--- Start of Given passage ---

| Many thoughts and emotions are going on in our minds and hearts regarding the critical, tragic situation that Klal Yisroel is in. Our brothers and sisters in Eretz Yisroel are on the front lines of Hashem's decree, but even those of us in chutz laaretz are all part of one guf, one neshamah. We are all Hashem's children; we are all brothers and sisters. The atrocities in Eretz Yisroel hurt us, and the pain is excruciating and relentless.
Let us go through a few different responses of what Hashem wants from us at this time.
First and foremost is the recognition and internalization that everything is ein od milvado. Everything is run by the hand of Hashem. Whenever Hamas attacks, and when they do the most atrocious things in the world, it is only because Hashem allowed it. Nobody can lay a finger on us if Hashem, the Av Harachaman, did not deem it in our best interest. That does not take away the appreciation of the cruelty, but we cannot forget that Hashem is allowing Hamas to do what they are doing. The first address of our frustration and pain must be our Father in shamayim.
As a young married man, I was in Telshe Cleveland for Sukkos with my in-laws, zichronam livrachah. This was in the year 1973, during the Yom Kippur War. I had the privilege to watch the unforgettable Rosh Yeshiva Rav Gifter zt"l as he was nosei b'ol im Klal Yisroel. The Rosh Yeshiva said פרק פ״ג three times a day, weekday, Shabbos, and Yom Tov – and for years that rang in my head. Because Rav Gifter had the koach to cry for the tzaros of Klal Yisroel and to rejoice with the Torah at the same time! That is an unforgettable lesson. We all have the capacity to simultaneously serve Hashem b'simchah and to cry out to Him from the depths of our hearts.
A second thing we have to remember is that this is a test. Do we have the middah of nosei b'ol im chaveiro? To feel the pain and carry the load with our brothers? Moshe Rabbeinu commanded this middah at a time when he could not do anything for the tzaros of Klal Yisroel. He could not make a move to help them, but he was nosei b'ol with them. My father zt"l taught that if down here in olam hazeh Klal Yisroel storms the heavens with nosei b'ol, if we empathize and carry the burden together with the Yidden in Eretz Yisroel, we will be zocheh to "Vaya'ar Elokim es Bnei Yisroel," we will be zocheh to Hashem lightening our burden. We need this middah the whole year and we need it in peacetime; the essence of Klal Yisroel is "v'ahavta l'rei'acha kamocha." But now is the test, and we must rise to the occasion.

--- End of Given passage ---
--- Start of Given data ---

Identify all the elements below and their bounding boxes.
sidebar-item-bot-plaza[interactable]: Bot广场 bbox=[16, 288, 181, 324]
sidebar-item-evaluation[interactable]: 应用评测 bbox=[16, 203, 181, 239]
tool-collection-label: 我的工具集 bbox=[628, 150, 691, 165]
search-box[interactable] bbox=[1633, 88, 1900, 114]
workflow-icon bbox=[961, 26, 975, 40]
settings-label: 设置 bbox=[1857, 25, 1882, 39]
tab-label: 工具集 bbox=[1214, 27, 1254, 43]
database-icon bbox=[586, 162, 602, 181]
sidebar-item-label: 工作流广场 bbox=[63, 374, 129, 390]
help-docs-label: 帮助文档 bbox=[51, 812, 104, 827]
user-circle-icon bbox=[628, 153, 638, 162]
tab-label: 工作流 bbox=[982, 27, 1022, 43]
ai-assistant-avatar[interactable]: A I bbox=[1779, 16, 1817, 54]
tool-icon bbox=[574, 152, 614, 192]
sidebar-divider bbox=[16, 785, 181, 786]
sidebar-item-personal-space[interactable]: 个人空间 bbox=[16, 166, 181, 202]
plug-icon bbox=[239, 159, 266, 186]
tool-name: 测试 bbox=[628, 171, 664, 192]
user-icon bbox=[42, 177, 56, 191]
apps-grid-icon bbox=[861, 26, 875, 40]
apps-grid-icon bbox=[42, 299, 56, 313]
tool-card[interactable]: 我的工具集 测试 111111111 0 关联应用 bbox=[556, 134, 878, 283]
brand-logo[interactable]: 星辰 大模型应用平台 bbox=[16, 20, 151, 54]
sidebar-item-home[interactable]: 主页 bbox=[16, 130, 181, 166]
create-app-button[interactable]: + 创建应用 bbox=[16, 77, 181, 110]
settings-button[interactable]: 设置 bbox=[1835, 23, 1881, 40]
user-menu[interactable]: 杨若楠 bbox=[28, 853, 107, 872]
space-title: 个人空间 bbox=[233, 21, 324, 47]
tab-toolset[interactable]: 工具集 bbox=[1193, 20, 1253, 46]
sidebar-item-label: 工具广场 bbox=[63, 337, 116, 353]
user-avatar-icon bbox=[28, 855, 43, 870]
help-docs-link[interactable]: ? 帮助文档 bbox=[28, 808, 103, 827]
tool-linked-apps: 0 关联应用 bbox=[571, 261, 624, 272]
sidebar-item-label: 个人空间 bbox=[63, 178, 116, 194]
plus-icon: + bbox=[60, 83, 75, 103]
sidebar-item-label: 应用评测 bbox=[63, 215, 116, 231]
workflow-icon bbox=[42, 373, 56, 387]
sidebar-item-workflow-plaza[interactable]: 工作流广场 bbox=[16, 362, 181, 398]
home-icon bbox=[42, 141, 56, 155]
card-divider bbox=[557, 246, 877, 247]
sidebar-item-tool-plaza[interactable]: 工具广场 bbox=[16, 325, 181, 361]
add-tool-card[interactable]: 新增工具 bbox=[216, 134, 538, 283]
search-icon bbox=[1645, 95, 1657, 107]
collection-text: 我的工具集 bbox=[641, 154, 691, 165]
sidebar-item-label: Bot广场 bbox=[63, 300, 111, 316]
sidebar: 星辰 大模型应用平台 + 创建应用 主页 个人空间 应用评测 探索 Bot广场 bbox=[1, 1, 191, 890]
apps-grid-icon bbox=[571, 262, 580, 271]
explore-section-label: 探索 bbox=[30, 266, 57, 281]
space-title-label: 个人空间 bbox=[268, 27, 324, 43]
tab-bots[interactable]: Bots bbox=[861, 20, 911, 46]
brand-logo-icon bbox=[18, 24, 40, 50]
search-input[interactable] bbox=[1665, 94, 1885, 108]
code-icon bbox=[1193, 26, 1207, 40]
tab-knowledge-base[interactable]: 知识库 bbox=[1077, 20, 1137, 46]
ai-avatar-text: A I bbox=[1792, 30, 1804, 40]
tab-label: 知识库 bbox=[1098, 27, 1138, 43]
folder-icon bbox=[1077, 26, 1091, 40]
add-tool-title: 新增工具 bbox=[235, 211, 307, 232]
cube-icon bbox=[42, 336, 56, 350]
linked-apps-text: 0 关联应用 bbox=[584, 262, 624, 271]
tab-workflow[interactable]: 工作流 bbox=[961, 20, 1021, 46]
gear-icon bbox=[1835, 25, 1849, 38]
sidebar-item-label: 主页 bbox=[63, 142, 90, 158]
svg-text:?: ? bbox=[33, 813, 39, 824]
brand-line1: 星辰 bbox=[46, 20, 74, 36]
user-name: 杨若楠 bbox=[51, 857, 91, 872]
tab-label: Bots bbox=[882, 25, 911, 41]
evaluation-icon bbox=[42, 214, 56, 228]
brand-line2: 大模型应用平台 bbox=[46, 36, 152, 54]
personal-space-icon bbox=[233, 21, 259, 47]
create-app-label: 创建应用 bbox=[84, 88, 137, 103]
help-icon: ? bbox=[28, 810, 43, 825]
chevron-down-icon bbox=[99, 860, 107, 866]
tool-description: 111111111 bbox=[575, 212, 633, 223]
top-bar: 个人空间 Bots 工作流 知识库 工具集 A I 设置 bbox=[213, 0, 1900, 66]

--- End of Given data ---

- _Written exercise_:
Please check each statement against the essay on Klal Yisroel and answer yes or no, quoting the deciding words. 1. The author's Sukkos in Telshe Cleveland fell during the Yom Kippur War. 2. Rav Gifter said the chapter only on weekdays. 3. Moshe Rabbeinu was able to act to help Klal Yisroel in their troubles. The listing was taken from a different source than the essay.

- _Task output_:
1. Yes: "This was in the year 1973, during the Yom Kippur War."
2. No: "three times a day, weekday, Shabbos, and Yom Tov"
3. No: "He could not make a move to help them"